• **Consignes**:
1/ D'après le texte sur Creed II, quel contexte ce film utilise-t-il pour parler de la vie ?
2/ Traduisez en anglais la phrase suivante, tirée du texte sur Creed II : « Comme toute la saga Rocky, Creed II n'est pas un film sur la boxe. »

• **Texte à lire**:
Dernière mise à jour : 17 nov. 2019


"Now you know what you’re fighting for." Rocky, Creed II, Steven Caple Jr, 2018


Salut toi, ça va?


Ça faisait longtemps, non? Longtemps que je n’avais pas publié. Ce n’est pas que je n’ai pas écrit, non. Mais disons, que, ces derniers temps, occupé par des changement de vie assez radicaux, surtout au niveau professionnel, j’ai eu du mal à “lâcher mes coups”. La peur. La peur de ne pas être à la hauteur, de ne pas viser juste. La peur d’échouer. Lâcher mes coups. Me livrer. Et, inévitablement, me découvrir. Et risquer de prendre un vilain contre. Tu me vois venir, là? Oui, j’ai vu Creed IIdernièrement, et, encore une fois, question de synchronicité ou que sais-je, ce film m’a parlé. De la vie. De ma vie. De moi. De ma situation actuelle. Comme toute la saga Rocky, Creed II n’est pas un film sur la boxe. C’est un film qui utilise un contexte,  la boxe, comme pour parler de la vie. Tu l’as compris, je ne suis pas formé à la critique de cinéma, cet article n’est donc pas une analyse de film, mais plutôt, un partage de mon expérience de spectateur et un témoignage de l’impact de l’objet filmique en question sur ma vie, ici et maintenant. Ce texte est donc totalement subjectif. Puisses-tu y trouver quelque enseignement.

• **Entrées fournies**:

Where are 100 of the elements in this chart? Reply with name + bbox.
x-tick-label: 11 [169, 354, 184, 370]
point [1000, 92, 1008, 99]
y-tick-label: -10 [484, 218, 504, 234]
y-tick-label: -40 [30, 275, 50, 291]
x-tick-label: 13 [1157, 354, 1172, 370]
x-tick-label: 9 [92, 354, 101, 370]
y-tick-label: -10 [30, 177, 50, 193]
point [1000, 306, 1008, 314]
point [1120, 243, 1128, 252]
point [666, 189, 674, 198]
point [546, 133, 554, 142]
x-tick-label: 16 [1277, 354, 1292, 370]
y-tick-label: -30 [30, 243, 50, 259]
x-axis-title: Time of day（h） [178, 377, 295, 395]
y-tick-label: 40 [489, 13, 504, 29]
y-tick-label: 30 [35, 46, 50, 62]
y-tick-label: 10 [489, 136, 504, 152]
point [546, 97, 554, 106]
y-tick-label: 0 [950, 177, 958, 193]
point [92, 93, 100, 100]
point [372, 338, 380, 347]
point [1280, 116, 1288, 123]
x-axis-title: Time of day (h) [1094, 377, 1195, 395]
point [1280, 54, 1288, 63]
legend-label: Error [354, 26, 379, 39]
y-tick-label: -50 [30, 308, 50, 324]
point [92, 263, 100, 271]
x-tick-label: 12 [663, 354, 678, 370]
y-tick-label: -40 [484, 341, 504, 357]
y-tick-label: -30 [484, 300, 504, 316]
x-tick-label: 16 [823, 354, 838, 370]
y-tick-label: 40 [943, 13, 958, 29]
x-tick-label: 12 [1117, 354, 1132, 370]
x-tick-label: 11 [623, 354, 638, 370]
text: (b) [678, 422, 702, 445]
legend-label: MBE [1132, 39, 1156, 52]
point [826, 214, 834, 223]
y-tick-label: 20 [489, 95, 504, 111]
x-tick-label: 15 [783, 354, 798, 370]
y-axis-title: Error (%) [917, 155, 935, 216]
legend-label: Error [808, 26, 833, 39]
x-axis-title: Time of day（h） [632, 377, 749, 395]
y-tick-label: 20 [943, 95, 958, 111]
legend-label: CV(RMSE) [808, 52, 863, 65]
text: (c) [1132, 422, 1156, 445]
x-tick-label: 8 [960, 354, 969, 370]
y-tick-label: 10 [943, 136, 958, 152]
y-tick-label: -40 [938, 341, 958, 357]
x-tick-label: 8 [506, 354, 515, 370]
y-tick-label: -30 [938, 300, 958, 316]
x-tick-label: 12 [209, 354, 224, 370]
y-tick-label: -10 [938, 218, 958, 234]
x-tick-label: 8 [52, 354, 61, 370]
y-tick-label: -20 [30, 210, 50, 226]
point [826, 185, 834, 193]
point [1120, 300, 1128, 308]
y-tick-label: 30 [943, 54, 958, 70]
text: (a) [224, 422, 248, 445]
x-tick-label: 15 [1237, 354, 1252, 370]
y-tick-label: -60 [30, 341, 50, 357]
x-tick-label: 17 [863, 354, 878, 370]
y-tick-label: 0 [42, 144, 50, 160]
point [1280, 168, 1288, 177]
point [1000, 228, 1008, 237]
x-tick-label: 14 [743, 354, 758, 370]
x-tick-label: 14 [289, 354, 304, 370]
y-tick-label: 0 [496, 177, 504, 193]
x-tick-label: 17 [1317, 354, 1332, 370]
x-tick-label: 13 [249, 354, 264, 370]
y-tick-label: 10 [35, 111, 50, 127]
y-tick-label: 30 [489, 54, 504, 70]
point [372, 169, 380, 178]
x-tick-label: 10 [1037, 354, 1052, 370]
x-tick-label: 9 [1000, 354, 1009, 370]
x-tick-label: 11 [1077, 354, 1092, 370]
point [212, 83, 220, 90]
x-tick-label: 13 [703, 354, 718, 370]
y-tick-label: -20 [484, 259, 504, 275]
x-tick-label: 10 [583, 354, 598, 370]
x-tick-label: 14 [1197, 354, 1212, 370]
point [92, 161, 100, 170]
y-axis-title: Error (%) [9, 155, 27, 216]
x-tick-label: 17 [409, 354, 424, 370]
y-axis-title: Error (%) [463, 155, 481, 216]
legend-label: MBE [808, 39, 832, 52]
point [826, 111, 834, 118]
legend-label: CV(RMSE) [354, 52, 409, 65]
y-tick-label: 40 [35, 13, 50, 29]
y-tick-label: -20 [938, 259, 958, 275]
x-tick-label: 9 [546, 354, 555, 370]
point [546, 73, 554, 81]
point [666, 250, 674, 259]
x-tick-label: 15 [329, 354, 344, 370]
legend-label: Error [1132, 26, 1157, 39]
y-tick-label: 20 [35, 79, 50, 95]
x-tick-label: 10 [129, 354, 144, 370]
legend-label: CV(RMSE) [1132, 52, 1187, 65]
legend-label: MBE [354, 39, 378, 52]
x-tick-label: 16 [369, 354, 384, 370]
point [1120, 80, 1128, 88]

• **Les solutions**:
1/ La boxe.

2/ Like the entire Rocky saga, Creed II is not a film about boxing.